Locate all lines with the word "color". Copy them.

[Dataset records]
## BEGIN

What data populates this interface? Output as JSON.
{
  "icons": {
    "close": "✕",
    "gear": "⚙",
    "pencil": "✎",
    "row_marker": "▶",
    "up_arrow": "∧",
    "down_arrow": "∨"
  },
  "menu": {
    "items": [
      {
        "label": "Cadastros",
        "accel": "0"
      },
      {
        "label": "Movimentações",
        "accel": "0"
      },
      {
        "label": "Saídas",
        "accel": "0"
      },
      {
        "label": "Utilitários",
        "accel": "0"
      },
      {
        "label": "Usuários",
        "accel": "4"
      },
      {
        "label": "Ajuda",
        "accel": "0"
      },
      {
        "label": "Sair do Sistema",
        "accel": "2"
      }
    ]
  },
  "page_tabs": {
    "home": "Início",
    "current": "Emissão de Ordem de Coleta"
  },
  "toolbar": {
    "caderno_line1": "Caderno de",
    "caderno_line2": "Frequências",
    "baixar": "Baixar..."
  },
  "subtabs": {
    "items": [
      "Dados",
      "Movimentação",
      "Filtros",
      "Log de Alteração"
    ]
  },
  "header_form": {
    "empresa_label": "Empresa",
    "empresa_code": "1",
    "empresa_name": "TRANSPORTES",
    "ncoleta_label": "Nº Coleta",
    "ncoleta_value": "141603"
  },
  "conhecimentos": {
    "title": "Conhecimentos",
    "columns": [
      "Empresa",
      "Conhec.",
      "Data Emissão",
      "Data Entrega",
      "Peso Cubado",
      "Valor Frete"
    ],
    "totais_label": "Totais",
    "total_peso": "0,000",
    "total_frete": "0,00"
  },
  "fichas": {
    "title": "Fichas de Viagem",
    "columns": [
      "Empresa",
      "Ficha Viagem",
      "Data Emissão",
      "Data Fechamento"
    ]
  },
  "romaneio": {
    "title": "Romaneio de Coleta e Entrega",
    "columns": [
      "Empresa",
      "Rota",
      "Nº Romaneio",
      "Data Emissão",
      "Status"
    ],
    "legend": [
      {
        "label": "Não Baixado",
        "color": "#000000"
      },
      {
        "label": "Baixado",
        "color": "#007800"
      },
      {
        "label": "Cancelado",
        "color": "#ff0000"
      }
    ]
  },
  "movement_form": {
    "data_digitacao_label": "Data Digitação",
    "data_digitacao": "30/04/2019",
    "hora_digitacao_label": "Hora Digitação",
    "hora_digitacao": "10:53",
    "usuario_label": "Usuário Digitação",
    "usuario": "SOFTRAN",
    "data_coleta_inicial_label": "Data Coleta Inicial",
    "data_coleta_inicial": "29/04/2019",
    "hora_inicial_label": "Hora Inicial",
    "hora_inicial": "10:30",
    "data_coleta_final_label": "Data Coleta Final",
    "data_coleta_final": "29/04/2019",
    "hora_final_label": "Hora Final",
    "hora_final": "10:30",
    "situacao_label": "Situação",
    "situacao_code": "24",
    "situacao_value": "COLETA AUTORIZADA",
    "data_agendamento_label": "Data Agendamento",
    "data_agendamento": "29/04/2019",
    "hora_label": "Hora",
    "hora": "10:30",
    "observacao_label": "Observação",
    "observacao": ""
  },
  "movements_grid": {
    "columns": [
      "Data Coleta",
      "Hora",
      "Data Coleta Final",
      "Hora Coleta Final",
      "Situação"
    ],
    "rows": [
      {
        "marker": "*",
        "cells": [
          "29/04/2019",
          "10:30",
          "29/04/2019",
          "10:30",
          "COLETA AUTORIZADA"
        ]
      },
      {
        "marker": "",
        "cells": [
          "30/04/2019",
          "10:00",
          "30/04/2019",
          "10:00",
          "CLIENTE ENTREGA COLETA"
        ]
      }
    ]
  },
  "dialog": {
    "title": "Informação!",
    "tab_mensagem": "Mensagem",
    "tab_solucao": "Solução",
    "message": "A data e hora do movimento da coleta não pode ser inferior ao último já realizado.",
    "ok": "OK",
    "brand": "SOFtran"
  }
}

## END

● Written reply:
        "color": "#000000"
        "color": "#007800"
        "color": "#ff0000"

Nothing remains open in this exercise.